» **DATA IN THIS EXERCISE**:
================
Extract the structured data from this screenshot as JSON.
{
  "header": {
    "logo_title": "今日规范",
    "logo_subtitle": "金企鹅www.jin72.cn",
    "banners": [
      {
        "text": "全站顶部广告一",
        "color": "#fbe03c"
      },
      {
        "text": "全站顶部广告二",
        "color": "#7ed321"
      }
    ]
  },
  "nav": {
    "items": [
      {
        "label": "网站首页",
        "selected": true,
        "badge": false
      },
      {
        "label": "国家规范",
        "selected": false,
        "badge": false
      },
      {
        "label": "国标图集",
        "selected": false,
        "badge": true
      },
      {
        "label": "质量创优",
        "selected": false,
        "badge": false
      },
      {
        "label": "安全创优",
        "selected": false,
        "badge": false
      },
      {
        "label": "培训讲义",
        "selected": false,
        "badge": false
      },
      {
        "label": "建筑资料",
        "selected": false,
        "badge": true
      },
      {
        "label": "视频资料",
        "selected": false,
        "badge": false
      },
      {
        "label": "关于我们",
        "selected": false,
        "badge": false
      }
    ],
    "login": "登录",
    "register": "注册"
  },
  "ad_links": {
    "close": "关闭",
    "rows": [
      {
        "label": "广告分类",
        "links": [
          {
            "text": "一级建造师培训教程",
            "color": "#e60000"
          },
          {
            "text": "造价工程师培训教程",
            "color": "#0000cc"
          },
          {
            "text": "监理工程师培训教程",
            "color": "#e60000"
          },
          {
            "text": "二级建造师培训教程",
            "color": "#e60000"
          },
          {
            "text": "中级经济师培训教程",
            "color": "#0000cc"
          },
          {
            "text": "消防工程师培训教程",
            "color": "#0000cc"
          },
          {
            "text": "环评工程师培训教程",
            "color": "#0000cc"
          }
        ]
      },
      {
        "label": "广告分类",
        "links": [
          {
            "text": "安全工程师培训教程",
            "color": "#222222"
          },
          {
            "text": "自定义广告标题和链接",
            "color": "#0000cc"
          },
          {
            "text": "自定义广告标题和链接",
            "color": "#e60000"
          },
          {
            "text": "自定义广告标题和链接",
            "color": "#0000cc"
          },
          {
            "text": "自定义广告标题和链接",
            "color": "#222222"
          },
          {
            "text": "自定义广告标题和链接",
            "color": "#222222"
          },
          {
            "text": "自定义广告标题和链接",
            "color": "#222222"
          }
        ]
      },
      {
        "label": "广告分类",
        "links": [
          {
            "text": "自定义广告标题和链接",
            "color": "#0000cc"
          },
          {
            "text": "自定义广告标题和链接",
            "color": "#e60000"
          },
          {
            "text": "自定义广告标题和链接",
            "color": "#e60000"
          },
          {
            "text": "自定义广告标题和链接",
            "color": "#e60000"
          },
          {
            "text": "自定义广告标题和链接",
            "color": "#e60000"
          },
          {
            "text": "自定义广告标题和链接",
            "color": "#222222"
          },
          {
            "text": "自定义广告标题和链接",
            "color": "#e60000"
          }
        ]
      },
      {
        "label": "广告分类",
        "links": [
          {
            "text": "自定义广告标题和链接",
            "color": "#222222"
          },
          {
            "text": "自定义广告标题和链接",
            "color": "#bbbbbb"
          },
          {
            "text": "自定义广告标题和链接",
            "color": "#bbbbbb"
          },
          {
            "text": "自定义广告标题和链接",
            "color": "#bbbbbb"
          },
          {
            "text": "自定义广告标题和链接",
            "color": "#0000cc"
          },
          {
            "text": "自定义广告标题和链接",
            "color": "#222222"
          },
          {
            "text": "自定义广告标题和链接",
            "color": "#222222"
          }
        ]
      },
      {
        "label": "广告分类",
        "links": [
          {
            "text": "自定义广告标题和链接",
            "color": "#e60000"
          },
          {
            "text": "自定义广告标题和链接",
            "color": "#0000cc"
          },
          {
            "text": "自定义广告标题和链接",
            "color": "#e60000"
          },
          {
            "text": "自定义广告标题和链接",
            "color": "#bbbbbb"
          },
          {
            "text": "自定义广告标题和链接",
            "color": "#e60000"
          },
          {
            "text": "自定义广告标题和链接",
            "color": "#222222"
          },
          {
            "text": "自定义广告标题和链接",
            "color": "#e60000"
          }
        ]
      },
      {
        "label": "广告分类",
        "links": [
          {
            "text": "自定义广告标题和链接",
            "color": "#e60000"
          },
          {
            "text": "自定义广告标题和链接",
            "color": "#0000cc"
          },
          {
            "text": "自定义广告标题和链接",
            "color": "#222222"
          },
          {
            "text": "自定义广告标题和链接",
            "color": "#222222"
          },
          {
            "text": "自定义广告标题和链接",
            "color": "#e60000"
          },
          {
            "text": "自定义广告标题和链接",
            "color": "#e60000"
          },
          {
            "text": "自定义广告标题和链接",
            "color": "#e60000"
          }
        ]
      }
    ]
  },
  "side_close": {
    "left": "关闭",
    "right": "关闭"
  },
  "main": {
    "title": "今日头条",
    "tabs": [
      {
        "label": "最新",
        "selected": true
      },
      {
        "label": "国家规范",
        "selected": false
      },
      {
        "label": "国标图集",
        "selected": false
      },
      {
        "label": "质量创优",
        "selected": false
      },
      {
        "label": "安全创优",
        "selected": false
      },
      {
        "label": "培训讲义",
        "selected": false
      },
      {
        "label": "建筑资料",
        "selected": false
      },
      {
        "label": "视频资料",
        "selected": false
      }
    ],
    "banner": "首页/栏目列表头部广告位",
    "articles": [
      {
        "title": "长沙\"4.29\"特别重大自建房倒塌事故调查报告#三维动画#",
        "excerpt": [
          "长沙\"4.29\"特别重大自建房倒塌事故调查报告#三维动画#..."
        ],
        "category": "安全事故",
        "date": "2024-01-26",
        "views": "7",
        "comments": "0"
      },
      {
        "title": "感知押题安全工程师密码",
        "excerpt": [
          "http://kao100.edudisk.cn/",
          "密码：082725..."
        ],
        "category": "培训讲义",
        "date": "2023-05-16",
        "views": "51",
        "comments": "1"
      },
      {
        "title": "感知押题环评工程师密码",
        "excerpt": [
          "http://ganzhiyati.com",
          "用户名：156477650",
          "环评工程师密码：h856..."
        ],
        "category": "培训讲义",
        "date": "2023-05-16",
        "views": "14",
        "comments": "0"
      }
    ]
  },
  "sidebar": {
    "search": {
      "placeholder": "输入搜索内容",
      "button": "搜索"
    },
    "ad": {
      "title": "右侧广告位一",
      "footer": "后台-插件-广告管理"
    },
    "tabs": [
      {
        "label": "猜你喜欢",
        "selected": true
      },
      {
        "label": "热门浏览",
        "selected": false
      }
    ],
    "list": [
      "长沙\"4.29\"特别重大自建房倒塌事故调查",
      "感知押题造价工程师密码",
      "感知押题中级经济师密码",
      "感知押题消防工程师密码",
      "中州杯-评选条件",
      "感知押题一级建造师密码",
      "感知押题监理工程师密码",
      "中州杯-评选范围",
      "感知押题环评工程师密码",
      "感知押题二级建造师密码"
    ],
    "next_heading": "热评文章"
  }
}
================
» **TASK**:
Show every line of the listing in which the string "http" can be found.

» **FINISHED TASK**:
          "http://kao100.edudisk.cn/",
          "http://ganzhiyati.com",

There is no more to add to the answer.